* The problem *
Skip the images. Copy the records exactly as written.
BEGIN Provided material
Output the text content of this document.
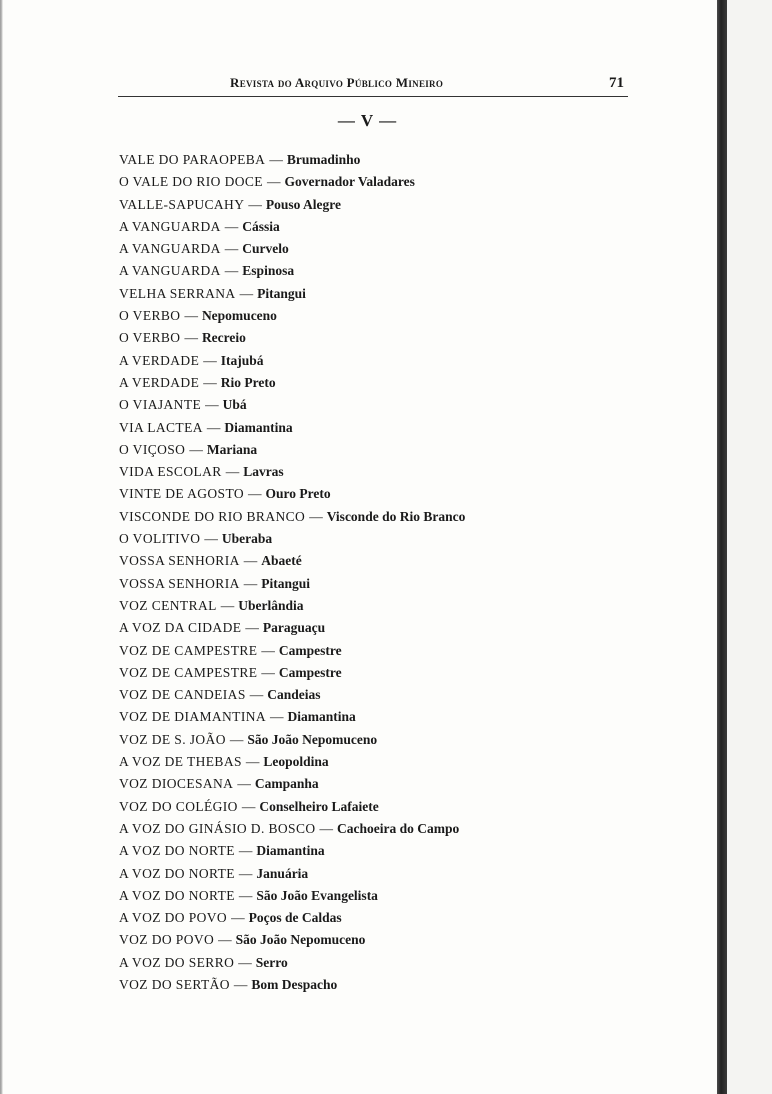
Revista do Arquivo Público Mineiro	71
— V —
VALE DO PARAOPEBA — Brumadinho
O VALE DO RIO DOCE — Governador Valadares
VALLE-SAPUCAHY — Pouso Alegre
A VANGUARDA — Cássia
A VANGUARDA — Curvelo
A VANGUARDA — Espinosa
VELHA SERRANA — Pitangui
O VERBO — Nepomuceno
O VERBO — Recreio
A VERDADE — Itajubá
A VERDADE — Rio Preto
O VIAJANTE — Ubá
VIA LACTEA — Diamantina
O VIÇOSO — Mariana
VIDA ESCOLAR — Lavras
VINTE DE AGOSTO — Ouro Preto
VISCONDE DO RIO BRANCO — Visconde do Rio Branco
O VOLITIVO — Uberaba
VOSSA SENHORIA — Abaeté
VOSSA SENHORIA — Pitangui
VOZ CENTRAL — Uberlândia
A VOZ DA CIDADE — Paraguaçu
VOZ DE CAMPESTRE — Campestre
VOZ DE CAMPESTRE — Campestre
VOZ DE CANDEIAS — Candeias
VOZ DE DIAMANTINA — Diamantina
VOZ DE S. JOÃO — São João Nepomuceno
A VOZ DE THEBAS — Leopoldina
VOZ DIOCESANA — Campanha
VOZ DO COLÉGIO — Conselheiro Lafaiete
A VOZ DO GINÁSIO D. BOSCO — Cachoeira do Campo
A VOZ DO NORTE — Diamantina
A VOZ DO NORTE — Januária
A VOZ DO NORTE — São João Evangelista
A VOZ DO POVO — Poços de Caldas
VOZ DO POVO — São João Nepomuceno
A VOZ DO SERRO — Serro
VOZ DO SERTÃO — Bom Despacho
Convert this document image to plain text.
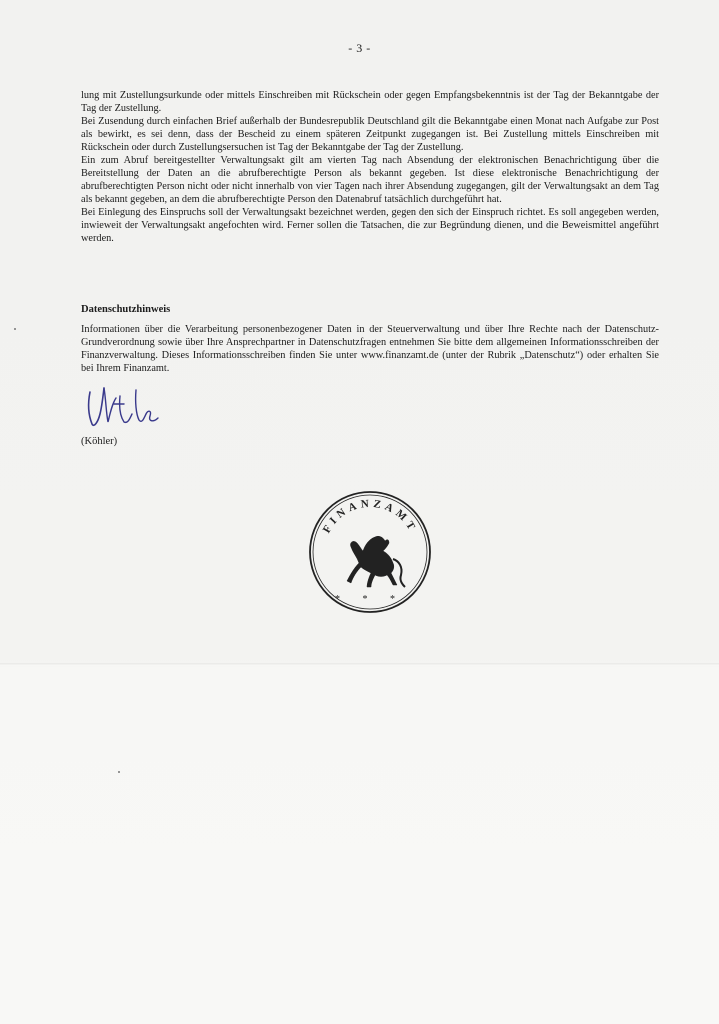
- 3 -

lung mit Zustellungsurkunde oder mittels Einschreiben mit Rückschein oder gegen Empfangsbekenntnis ist der Tag der Bekanntgabe der Tag der Zustellung.

Bei Zusendung durch einfachen Brief außerhalb der Bundesrepublik Deutschland gilt die Bekanntgabe einen Monat nach Aufgabe zur Post als bewirkt, es sei denn, dass der Bescheid zu einem späteren Zeitpunkt zugegangen ist. Bei Zustellung mittels Einschreiben mit Rückschein oder durch Zustellungsersuchen ist Tag der Bekanntgabe der Tag der Zustellung.

Ein zum Abruf bereitgestellter Verwaltungsakt gilt am vierten Tag nach Absendung der elektronischen Benachrichtigung über die Bereitstellung der Daten an die abrufberechtigte Person als bekannt gegeben. Ist diese elektronische Benachrichtigung der abrufberechtigten Person nicht oder nicht innerhalb von vier Tagen nach ihrer Absendung zugegangen, gilt der Verwaltungsakt an dem Tag als bekannt gegeben, an dem die abrufberechtigte Person den Datenabruf tatsächlich durchgeführt hat.

Bei Einlegung des Einspruchs soll der Verwaltungsakt bezeichnet werden, gegen den sich der Einspruch richtet. Es soll angegeben werden, inwieweit der Verwaltungsakt angefochten wird. Ferner sollen die Tatsachen, die zur Begründung dienen, und die Beweismittel angeführt werden.

Datenschutzhinweis
Informationen über die Verarbeitung personenbezogener Daten in der Steuerverwaltung und über Ihre Rechte nach der Datenschutz-Grundverordnung sowie über Ihre Ansprechpartner in Datenschutzfragen entnehmen Sie bitte dem allgemeinen Informationsschreiben der Finanzverwaltung. Dieses Informationsschreiben finden Sie unter www.finanzamt.de (unter der Rubrik „Datenschutz“) oder erhalten Sie bei Ihrem Finanzamt.
(Köhler)
FINANZAMT
* * *
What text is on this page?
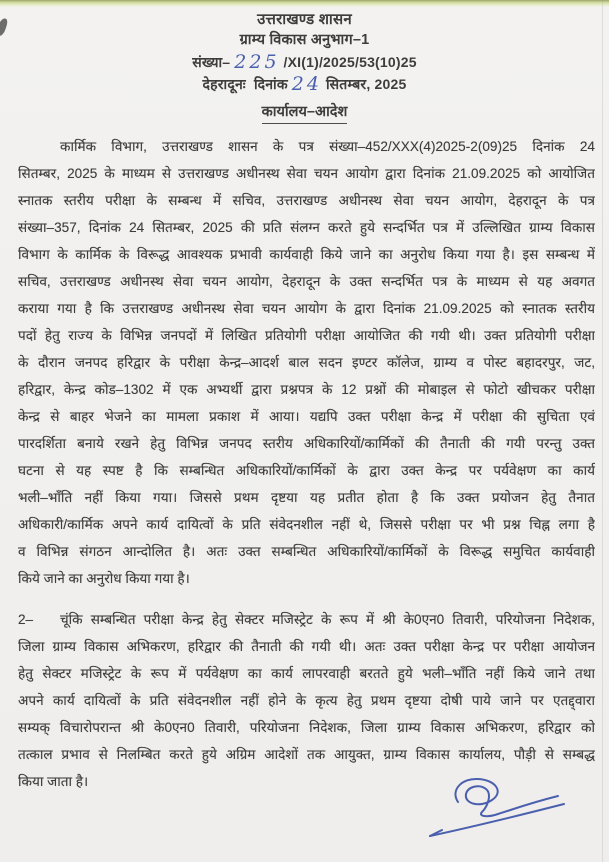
उत्तराखण्ड शासन
ग्राम्य विकास अनुभाग–1
संख्या– 225 /XI(1)/2025/53(10)25
देहरादूनः दिनांक 24 सितम्बर, 2025
कार्यालय–आदेश
कार्मिक विभाग, उत्तराखण्ड शासन के पत्र संख्या–452/XXX(4)2025-2(09)25 दिनांक 24
सितम्बर, 2025 के माध्यम से उत्तराखण्ड अधीनस्थ सेवा चयन आयोग द्वारा दिनांक 21.09.2025 को आयोजित
स्नातक स्तरीय परीक्षा के सम्बन्ध में सचिव, उत्तराखण्ड अधीनस्थ सेवा चयन आयोग, देहरादून के पत्र
संख्या–357, दिनांक 24 सितम्बर, 2025 की प्रति संलग्न करते हुये सन्दर्भित पत्र में उल्लिखित ग्राम्य विकास
विभाग के कार्मिक के विरूद्ध आवश्यक प्रभावी कार्यवाही किये जाने का अनुरोध किया गया है। इस सम्बन्ध में
सचिव, उत्तराखण्ड अधीनस्थ सेवा चयन आयोग, देहरादून के उक्त सन्दर्भित पत्र के माध्यम से यह अवगत
कराया गया है कि उत्तराखण्ड अधीनस्थ सेवा चयन आयोग के द्वारा दिनांक 21.09.2025 को स्नातक स्तरीय
पदों हेतु राज्य के विभिन्न जनपदों में लिखित प्रतियोगी परीक्षा आयोजित की गयी थी। उक्त प्रतियोगी परीक्षा
के दौरान जनपद हरिद्वार के परीक्षा केन्द्र–आदर्श बाल सदन इण्टर कॉलेज, ग्राम्य व पोस्ट बहादरपुर, जट,
हरिद्वार, केन्द्र कोड–1302 में एक अभ्यर्थी द्वारा प्रश्नपत्र के 12 प्रश्नों की मोबाइल से फोटो खीचकर परीक्षा
केन्द्र से बाहर भेजने का मामला प्रकाश में आया। यद्यपि उक्त परीक्षा केन्द्र में परीक्षा की सुचिता एवं
पारदर्शिता बनाये रखने हेतु विभिन्न जनपद स्तरीय अधिकारियों/कार्मिकों की तैनाती की गयी परन्तु उक्त
घटना से यह स्पष्ट है कि सम्बन्धित अधिकारियों/कार्मिकों के द्वारा उक्त केन्द्र पर पर्यवेक्षण का कार्य
भली–भाँति नहीं किया गया। जिससे प्रथम दृष्टया यह प्रतीत होता है कि उक्त प्रयोजन हेतु तैनात
अधिकारी/कार्मिक अपने कार्य दायित्वों के प्रति संवेदनशील नहीं थे, जिससे परीक्षा पर भी प्रश्न चिह्न लगा है
व विभिन्न संगठन आन्दोलित है। अतः उक्त सम्बन्धित अधिकारियों/कार्मिकों के विरूद्ध समुचित कार्यवाही
किये जाने का अनुरोध किया गया है।
2–	चूंकि सम्बन्धित परीक्षा केन्द्र हेतु सेक्टर मजिस्ट्रेट के रूप में श्री के0एन0 तिवारी, परियोजना निदेशक,
जिला ग्राम्य विकास अभिकरण, हरिद्वार की तैनाती की गयी थी। अतः उक्त परीक्षा केन्द्र पर परीक्षा आयोजन
हेतु सेक्टर मजिस्ट्रेट के रूप में पर्यवेक्षण का कार्य लापरवाही बरतते हुये भली–भाँति नहीं किये जाने तथा
अपने कार्य दायित्वों के प्रति संवेदनशील नहीं होने के कृत्य हेतु प्रथम दृष्टया दोषी पाये जाने पर एतद्द्वारा
सम्यक् विचारोपरान्त श्री के0एन0 तिवारी, परियोजना निदेशक, जिला ग्राम्य विकास अभिकरण, हरिद्वार को
तत्काल प्रभाव से निलम्बित करते हुये अग्रिम आदेशों तक आयुक्त, ग्राम्य विकास कार्यालय, पौड़ी से सम्बद्ध
किया जाता है।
END Provided material
* Problem solution *
Output the text content of this document.
Revista do Arquivo Público Mineiro	71
— V —
VALE DO PARAOPEBA — Brumadinho
O VALE DO RIO DOCE — Governador Valadares
VALLE-SAPUCAHY — Pouso Alegre
A VANGUARDA — Cássia
A VANGUARDA — Curvelo
A VANGUARDA — Espinosa
VELHA SERRANA — Pitangui
O VERBO — Nepomuceno
O VERBO — Recreio
A VERDADE — Itajubá
A VERDADE — Rio Preto
O VIAJANTE — Ubá
VIA LACTEA — Diamantina
O VIÇOSO — Mariana
VIDA ESCOLAR — Lavras
VINTE DE AGOSTO — Ouro Preto
VISCONDE DO RIO BRANCO — Visconde do Rio Branco
O VOLITIVO — Uberaba
VOSSA SENHORIA — Abaeté
VOSSA SENHORIA — Pitangui
VOZ CENTRAL — Uberlândia
A VOZ DA CIDADE — Paraguaçu
VOZ DE CAMPESTRE — Campestre
VOZ DE CAMPESTRE — Campestre
VOZ DE CANDEIAS — Candeias
VOZ DE DIAMANTINA — Diamantina
VOZ DE S. JOÃO — São João Nepomuceno
A VOZ DE THEBAS — Leopoldina
VOZ DIOCESANA — Campanha
VOZ DO COLÉGIO — Conselheiro Lafaiete
A VOZ DO GINÁSIO D. BOSCO — Cachoeira do Campo
A VOZ DO NORTE — Diamantina
A VOZ DO NORTE — Januária
A VOZ DO NORTE — São João Evangelista
A VOZ DO POVO — Poços de Caldas
VOZ DO POVO — São João Nepomuceno
A VOZ DO SERRO — Serro
VOZ DO SERTÃO — Bom Despacho
Convert this document image to plain text.
- 3 -

lung mit Zustellungsurkunde oder mittels Einschreiben mit Rückschein oder gegen Empfangsbekenntnis ist der Tag der Bekanntgabe der Tag der Zustellung.

Bei Zusendung durch einfachen Brief außerhalb der Bundesrepublik Deutschland gilt die Bekanntgabe einen Monat nach Aufgabe zur Post als bewirkt, es sei denn, dass der Bescheid zu einem späteren Zeitpunkt zugegangen ist. Bei Zustellung mittels Einschreiben mit Rückschein oder durch Zustellungsersuchen ist Tag der Bekanntgabe der Tag der Zustellung.

Ein zum Abruf bereitgestellter Verwaltungsakt gilt am vierten Tag nach Absendung der elektronischen Benachrichtigung über die Bereitstellung der Daten an die abrufberechtigte Person als bekannt gegeben. Ist diese elektronische Benachrichtigung der abrufberechtigten Person nicht oder nicht innerhalb von vier Tagen nach ihrer Absendung zugegangen, gilt der Verwaltungsakt an dem Tag als bekannt gegeben, an dem die abrufberechtigte Person den Datenabruf tatsächlich durchgeführt hat.

Bei Einlegung des Einspruchs soll der Verwaltungsakt bezeichnet werden, gegen den sich der Einspruch richtet. Es soll angegeben werden, inwieweit der Verwaltungsakt angefochten wird. Ferner sollen die Tatsachen, die zur Begründung dienen, und die Beweismittel angeführt werden.

Datenschutzhinweis
Informationen über die Verarbeitung personenbezogener Daten in der Steuerverwaltung und über Ihre Rechte nach der Datenschutz-Grundverordnung sowie über Ihre Ansprechpartner in Datenschutzfragen entnehmen Sie bitte dem allgemeinen Informationsschreiben der Finanzverwaltung. Dieses Informationsschreiben finden Sie unter www.finanzamt.de (unter der Rubrik „Datenschutz“) oder erhalten Sie bei Ihrem Finanzamt.
(Köhler)
FINANZAMT
* * *
What text is on this page?
उत्तराखण्ड शासन
ग्राम्य विकास अनुभाग–1
संख्या– 225 /XI(1)/2025/53(10)25
देहरादूनः दिनांक 24 सितम्बर, 2025
कार्यालय–आदेश
कार्मिक विभाग, उत्तराखण्ड शासन के पत्र संख्या–452/XXX(4)2025-2(09)25 दिनांक 24
सितम्बर, 2025 के माध्यम से उत्तराखण्ड अधीनस्थ सेवा चयन आयोग द्वारा दिनांक 21.09.2025 को आयोजित
स्नातक स्तरीय परीक्षा के सम्बन्ध में सचिव, उत्तराखण्ड अधीनस्थ सेवा चयन आयोग, देहरादून के पत्र
संख्या–357, दिनांक 24 सितम्बर, 2025 की प्रति संलग्न करते हुये सन्दर्भित पत्र में उल्लिखित ग्राम्य विकास
विभाग के कार्मिक के विरूद्ध आवश्यक प्रभावी कार्यवाही किये जाने का अनुरोध किया गया है। इस सम्बन्ध में
सचिव, उत्तराखण्ड अधीनस्थ सेवा चयन आयोग, देहरादून के उक्त सन्दर्भित पत्र के माध्यम से यह अवगत
कराया गया है कि उत्तराखण्ड अधीनस्थ सेवा चयन आयोग के द्वारा दिनांक 21.09.2025 को स्नातक स्तरीय
पदों हेतु राज्य के विभिन्न जनपदों में लिखित प्रतियोगी परीक्षा आयोजित की गयी थी। उक्त प्रतियोगी परीक्षा
के दौरान जनपद हरिद्वार के परीक्षा केन्द्र–आदर्श बाल सदन इण्टर कॉलेज, ग्राम्य व पोस्ट बहादरपुर, जट,
हरिद्वार, केन्द्र कोड–1302 में एक अभ्यर्थी द्वारा प्रश्नपत्र के 12 प्रश्नों की मोबाइल से फोटो खीचकर परीक्षा
केन्द्र से बाहर भेजने का मामला प्रकाश में आया। यद्यपि उक्त परीक्षा केन्द्र में परीक्षा की सुचिता एवं
पारदर्शिता बनाये रखने हेतु विभिन्न जनपद स्तरीय अधिकारियों/कार्मिकों की तैनाती की गयी परन्तु उक्त
घटना से यह स्पष्ट है कि सम्बन्धित अधिकारियों/कार्मिकों के द्वारा उक्त केन्द्र पर पर्यवेक्षण का कार्य
भली–भाँति नहीं किया गया। जिससे प्रथम दृष्टया यह प्रतीत होता है कि उक्त प्रयोजन हेतु तैनात
अधिकारी/कार्मिक अपने कार्य दायित्वों के प्रति संवेदनशील नहीं थे, जिससे परीक्षा पर भी प्रश्न चिह्न लगा है
व विभिन्न संगठन आन्दोलित है। अतः उक्त सम्बन्धित अधिकारियों/कार्मिकों के विरूद्ध समुचित कार्यवाही
किये जाने का अनुरोध किया गया है।
2–	चूंकि सम्बन्धित परीक्षा केन्द्र हेतु सेक्टर मजिस्ट्रेट के रूप में श्री के0एन0 तिवारी, परियोजना निदेशक,
जिला ग्राम्य विकास अभिकरण, हरिद्वार की तैनाती की गयी थी। अतः उक्त परीक्षा केन्द्र पर परीक्षा आयोजन
हेतु सेक्टर मजिस्ट्रेट के रूप में पर्यवेक्षण का कार्य लापरवाही बरतते हुये भली–भाँति नहीं किये जाने तथा
अपने कार्य दायित्वों के प्रति संवेदनशील नहीं होने के कृत्य हेतु प्रथम दृष्टया दोषी पाये जाने पर एतद्द्वारा
सम्यक् विचारोपरान्त श्री के0एन0 तिवारी, परियोजना निदेशक, जिला ग्राम्य विकास अभिकरण, हरिद्वार को
तत्काल प्रभाव से निलम्बित करते हुये अग्रिम आदेशों तक आयुक्त, ग्राम्य विकास कार्यालय, पौड़ी से सम्बद्ध
किया जाता है।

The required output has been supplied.